## [Given entries]
____________________

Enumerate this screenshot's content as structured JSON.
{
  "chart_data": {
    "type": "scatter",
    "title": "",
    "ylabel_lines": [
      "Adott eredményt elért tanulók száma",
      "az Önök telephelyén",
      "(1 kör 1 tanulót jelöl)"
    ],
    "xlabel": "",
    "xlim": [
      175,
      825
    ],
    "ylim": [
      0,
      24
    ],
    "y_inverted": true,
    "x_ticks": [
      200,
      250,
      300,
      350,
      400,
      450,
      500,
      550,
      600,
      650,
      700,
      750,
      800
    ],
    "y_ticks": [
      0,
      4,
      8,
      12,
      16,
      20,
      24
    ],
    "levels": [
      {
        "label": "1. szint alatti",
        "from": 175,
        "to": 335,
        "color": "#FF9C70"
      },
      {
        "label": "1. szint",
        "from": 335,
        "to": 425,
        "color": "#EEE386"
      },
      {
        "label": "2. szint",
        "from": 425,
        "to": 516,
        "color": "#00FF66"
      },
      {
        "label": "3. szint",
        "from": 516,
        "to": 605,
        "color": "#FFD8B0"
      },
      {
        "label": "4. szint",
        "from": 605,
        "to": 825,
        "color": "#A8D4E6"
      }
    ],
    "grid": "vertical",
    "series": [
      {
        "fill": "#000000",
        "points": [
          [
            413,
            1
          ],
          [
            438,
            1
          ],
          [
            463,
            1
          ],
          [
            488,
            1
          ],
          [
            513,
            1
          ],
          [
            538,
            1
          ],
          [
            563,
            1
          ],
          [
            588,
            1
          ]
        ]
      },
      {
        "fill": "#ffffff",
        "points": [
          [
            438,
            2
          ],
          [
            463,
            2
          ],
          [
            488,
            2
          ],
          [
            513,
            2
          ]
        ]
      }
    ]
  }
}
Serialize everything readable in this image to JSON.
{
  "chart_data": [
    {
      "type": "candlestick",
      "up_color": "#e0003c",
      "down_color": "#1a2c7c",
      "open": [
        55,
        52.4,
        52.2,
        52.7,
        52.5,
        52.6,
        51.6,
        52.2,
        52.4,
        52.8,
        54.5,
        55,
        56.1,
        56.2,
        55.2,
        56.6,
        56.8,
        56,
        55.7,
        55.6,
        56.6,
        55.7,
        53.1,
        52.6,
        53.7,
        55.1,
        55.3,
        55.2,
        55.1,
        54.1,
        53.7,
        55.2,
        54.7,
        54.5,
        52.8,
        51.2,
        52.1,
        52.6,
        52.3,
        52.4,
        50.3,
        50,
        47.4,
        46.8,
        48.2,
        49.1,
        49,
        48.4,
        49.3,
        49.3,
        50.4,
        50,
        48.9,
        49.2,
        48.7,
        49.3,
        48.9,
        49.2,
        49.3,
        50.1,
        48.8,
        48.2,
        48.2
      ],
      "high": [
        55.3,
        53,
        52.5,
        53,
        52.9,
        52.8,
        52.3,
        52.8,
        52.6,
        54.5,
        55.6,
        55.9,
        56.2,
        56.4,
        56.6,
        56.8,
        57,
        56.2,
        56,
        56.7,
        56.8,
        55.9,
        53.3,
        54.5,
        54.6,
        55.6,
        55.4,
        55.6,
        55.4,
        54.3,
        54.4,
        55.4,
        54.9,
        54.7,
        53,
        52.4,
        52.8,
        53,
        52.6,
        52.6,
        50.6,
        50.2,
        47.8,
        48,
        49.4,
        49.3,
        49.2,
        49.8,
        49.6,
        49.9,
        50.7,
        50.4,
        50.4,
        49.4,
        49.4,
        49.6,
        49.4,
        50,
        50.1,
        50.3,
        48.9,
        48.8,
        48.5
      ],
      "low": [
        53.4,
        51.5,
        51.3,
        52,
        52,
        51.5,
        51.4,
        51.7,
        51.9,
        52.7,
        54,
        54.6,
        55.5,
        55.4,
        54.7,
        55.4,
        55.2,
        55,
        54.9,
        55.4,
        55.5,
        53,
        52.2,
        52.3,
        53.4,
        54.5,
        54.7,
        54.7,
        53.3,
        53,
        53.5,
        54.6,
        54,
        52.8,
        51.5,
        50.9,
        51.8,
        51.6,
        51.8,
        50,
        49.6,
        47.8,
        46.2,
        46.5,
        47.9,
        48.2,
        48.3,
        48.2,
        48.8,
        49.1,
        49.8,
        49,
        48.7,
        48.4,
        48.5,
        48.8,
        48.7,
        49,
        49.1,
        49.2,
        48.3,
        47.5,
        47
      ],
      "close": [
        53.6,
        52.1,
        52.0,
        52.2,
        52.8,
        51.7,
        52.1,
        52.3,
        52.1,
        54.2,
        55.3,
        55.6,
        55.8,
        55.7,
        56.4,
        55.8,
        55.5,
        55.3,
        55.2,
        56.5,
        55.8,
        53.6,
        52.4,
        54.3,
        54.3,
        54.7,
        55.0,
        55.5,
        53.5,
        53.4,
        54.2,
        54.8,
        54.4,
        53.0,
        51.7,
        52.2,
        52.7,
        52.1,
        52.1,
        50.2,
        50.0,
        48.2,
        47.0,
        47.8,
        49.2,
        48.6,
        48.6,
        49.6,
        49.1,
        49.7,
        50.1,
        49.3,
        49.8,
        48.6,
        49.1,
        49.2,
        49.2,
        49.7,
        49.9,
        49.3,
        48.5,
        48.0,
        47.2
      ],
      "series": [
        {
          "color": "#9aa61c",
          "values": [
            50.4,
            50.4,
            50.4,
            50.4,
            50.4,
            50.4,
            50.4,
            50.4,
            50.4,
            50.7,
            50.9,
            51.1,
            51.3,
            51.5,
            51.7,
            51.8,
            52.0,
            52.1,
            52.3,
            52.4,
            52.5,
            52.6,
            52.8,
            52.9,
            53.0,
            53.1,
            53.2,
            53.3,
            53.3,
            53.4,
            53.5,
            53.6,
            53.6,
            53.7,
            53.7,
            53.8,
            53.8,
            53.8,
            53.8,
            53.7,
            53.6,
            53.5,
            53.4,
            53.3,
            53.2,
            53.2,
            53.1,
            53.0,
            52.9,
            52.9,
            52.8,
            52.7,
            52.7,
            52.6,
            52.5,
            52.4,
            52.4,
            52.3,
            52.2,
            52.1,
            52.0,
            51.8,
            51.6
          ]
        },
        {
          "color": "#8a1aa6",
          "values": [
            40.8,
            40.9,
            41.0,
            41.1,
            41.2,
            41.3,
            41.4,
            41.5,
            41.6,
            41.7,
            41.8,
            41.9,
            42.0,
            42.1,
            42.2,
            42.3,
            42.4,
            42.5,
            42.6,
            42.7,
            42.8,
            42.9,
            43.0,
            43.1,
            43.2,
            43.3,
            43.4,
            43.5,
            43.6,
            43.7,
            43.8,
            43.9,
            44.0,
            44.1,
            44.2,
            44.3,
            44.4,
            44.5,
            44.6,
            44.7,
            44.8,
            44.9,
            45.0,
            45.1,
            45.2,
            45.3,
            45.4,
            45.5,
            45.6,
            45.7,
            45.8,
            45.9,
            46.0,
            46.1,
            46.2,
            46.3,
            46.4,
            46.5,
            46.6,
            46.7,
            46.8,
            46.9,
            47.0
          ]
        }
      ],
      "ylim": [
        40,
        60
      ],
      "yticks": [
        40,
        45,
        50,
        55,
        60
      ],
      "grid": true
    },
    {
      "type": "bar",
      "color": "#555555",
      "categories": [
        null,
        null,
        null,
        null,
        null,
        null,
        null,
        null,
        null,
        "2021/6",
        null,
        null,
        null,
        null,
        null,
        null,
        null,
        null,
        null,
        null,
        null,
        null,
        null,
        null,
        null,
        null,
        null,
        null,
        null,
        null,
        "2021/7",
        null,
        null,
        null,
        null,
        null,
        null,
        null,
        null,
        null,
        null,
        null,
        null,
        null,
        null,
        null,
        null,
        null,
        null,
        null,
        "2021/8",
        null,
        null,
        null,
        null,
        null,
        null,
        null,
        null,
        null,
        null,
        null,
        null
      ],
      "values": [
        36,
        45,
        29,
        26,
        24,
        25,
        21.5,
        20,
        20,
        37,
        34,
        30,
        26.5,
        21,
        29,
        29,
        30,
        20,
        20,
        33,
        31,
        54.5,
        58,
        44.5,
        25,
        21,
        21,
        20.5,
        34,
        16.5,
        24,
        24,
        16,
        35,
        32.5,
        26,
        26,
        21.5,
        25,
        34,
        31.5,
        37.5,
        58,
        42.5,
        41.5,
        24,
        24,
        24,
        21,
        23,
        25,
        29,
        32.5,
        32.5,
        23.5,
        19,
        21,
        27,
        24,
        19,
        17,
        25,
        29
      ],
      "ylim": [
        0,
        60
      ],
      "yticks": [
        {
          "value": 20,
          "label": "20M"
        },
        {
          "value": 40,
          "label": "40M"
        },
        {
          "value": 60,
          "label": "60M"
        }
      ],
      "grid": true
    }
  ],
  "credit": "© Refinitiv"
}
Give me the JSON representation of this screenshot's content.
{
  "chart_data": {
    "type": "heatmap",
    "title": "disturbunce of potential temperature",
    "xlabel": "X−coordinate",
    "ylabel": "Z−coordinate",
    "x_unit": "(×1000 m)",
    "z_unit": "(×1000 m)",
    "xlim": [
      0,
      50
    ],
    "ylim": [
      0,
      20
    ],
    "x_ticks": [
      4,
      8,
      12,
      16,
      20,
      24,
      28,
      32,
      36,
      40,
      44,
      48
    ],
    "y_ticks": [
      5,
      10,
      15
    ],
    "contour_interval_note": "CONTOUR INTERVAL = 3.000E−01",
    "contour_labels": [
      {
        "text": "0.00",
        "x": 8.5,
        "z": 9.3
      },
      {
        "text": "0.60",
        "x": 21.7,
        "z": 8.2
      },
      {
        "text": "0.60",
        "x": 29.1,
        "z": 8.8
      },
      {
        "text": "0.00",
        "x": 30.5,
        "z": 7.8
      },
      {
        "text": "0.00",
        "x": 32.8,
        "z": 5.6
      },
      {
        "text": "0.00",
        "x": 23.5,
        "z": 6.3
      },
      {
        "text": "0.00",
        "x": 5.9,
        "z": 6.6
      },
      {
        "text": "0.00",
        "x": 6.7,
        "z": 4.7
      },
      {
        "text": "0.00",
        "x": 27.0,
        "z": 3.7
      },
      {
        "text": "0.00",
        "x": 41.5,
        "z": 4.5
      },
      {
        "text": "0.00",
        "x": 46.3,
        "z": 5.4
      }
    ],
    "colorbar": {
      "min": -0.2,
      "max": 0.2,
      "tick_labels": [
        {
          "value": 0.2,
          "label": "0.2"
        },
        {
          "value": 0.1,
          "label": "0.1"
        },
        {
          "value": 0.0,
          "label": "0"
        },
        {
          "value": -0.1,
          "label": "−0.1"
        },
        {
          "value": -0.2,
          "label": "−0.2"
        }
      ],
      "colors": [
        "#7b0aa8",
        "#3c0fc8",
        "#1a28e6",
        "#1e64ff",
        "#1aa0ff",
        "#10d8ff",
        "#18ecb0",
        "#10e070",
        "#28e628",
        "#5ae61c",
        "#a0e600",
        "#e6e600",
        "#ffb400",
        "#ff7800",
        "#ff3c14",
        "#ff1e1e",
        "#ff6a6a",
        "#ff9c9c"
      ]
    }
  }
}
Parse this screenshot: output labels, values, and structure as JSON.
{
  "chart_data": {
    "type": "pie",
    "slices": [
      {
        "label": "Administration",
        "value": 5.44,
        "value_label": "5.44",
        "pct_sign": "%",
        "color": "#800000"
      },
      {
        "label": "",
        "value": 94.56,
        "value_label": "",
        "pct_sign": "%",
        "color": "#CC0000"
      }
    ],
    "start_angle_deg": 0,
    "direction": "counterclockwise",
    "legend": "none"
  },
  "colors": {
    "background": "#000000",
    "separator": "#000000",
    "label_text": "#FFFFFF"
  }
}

____________________

## [Aim]
Provide only the number of lines in the entries that hold the word "screenshot".

## [Result of this exercise]
3